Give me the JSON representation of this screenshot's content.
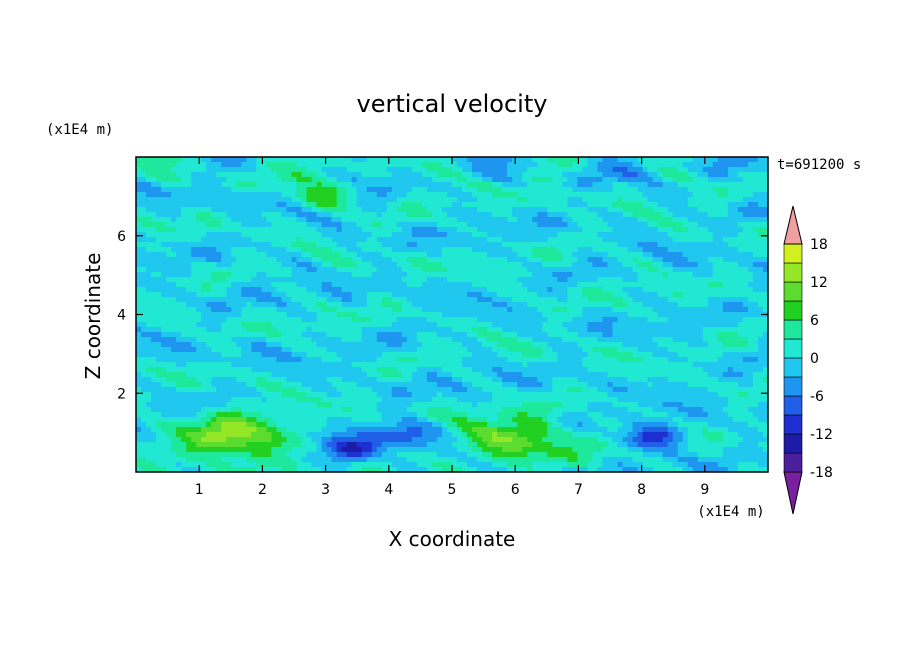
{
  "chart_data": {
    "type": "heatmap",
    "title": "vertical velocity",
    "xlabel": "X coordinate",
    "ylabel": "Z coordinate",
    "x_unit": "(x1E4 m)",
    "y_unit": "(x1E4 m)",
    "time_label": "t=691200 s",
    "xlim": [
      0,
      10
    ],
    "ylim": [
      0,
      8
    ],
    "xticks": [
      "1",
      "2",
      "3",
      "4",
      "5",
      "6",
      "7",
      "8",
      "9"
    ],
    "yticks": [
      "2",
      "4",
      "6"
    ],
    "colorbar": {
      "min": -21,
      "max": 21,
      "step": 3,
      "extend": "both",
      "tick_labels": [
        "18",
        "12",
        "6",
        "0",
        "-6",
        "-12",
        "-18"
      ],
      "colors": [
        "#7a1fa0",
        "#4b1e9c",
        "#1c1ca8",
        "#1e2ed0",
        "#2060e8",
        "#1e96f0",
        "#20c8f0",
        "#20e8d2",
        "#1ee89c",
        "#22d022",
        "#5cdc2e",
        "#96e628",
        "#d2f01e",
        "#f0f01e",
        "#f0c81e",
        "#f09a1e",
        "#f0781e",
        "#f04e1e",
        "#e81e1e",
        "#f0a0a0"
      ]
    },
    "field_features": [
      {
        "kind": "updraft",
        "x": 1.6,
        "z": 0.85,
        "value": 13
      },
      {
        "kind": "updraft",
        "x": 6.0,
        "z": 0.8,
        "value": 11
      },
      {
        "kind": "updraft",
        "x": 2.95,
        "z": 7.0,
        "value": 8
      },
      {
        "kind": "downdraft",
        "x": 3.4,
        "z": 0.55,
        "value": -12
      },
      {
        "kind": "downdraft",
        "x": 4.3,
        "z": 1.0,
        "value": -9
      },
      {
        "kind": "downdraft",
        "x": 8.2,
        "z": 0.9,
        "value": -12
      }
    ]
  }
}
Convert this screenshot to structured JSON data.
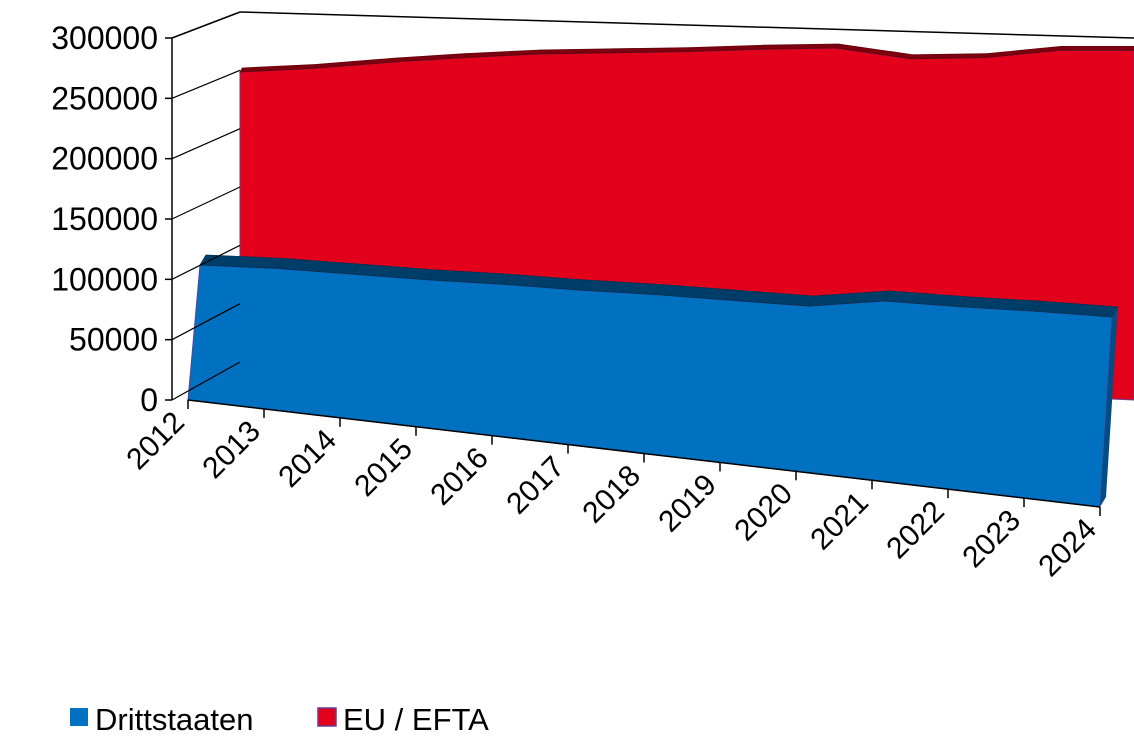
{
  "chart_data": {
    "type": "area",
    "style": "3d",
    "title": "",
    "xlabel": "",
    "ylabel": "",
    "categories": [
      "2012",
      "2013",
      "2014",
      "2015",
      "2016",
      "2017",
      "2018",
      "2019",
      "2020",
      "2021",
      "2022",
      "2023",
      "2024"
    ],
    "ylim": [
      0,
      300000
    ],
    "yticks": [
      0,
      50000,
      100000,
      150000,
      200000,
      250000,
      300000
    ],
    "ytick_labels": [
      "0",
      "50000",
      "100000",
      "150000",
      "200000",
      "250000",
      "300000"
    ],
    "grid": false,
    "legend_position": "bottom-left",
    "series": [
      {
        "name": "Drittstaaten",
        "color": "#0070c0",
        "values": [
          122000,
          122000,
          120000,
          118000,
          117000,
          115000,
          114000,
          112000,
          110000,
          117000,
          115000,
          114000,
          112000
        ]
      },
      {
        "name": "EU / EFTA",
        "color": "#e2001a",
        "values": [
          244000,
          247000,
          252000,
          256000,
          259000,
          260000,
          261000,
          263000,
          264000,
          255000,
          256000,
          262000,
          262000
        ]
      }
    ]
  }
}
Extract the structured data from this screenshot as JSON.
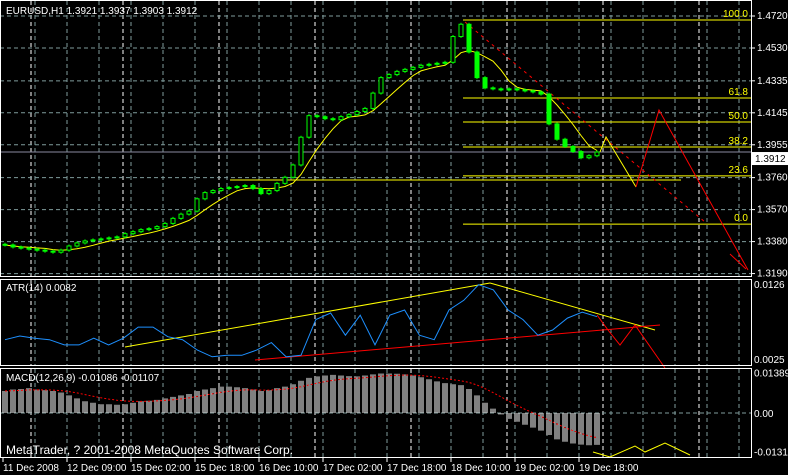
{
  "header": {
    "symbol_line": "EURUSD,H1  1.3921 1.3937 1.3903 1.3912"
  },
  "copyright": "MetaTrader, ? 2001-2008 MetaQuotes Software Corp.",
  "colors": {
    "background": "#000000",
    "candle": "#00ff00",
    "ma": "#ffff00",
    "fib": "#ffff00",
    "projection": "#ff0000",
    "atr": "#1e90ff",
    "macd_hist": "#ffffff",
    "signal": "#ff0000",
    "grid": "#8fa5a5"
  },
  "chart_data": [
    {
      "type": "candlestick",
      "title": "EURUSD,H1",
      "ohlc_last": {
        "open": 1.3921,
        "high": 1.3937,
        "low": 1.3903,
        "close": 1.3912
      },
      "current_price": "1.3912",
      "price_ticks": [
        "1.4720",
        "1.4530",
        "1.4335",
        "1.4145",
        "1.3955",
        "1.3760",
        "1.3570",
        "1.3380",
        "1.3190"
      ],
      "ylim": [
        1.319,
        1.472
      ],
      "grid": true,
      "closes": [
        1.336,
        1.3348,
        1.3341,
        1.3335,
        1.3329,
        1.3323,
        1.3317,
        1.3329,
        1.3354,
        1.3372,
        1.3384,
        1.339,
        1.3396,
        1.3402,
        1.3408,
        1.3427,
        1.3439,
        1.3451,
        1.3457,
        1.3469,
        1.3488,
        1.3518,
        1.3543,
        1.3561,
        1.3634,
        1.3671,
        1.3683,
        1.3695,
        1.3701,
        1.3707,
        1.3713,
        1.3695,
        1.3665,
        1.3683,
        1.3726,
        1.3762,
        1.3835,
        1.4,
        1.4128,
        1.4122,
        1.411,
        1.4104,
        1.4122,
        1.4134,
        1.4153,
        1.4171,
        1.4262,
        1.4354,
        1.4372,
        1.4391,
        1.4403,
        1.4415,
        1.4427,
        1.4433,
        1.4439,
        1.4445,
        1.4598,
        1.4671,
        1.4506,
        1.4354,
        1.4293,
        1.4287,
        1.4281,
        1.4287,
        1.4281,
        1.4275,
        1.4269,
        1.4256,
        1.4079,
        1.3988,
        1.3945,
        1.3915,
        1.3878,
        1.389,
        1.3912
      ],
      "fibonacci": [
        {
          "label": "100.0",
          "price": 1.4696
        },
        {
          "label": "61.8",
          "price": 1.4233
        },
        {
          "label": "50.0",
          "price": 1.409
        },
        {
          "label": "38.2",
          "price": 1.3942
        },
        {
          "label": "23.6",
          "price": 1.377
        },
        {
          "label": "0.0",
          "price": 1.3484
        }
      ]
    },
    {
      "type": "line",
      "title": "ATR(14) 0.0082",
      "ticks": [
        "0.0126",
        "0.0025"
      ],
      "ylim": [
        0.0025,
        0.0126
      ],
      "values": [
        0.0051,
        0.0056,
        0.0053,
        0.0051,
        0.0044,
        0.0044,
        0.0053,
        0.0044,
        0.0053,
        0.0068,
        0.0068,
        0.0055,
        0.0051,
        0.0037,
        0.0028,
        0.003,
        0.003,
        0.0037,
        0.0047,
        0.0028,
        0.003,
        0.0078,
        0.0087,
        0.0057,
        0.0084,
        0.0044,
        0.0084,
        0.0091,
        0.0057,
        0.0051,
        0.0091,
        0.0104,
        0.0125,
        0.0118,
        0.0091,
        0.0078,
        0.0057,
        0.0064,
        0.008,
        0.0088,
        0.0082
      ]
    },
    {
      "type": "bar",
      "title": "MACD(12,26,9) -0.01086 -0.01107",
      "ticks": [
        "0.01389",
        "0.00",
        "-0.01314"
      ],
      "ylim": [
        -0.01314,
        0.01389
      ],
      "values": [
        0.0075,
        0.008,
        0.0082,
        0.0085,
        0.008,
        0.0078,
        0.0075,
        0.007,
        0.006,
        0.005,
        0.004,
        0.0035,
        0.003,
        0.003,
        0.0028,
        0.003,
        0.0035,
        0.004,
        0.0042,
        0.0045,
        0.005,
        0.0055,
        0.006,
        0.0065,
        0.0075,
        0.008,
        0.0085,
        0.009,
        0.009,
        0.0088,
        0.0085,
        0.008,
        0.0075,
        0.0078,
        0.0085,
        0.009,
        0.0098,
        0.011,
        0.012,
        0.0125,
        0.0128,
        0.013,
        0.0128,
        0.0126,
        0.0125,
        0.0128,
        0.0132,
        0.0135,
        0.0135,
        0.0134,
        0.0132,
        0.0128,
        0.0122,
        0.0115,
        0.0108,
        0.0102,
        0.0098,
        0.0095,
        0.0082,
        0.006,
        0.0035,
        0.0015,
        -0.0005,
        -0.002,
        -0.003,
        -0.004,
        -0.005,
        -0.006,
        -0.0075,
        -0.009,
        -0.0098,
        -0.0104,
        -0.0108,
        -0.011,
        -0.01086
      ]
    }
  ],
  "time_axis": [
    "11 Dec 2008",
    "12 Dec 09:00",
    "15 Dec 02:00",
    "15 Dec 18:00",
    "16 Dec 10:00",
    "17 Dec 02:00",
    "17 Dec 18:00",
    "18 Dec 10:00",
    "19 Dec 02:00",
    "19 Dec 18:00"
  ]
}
..........
Your instructions »
Take each line of the material that contains the word "type" and list it.

Result of the exercise »
    "type": "heatmap",
    "type": "area",
      "type": "candlestick",
      "type": "line",
      "type": "bar",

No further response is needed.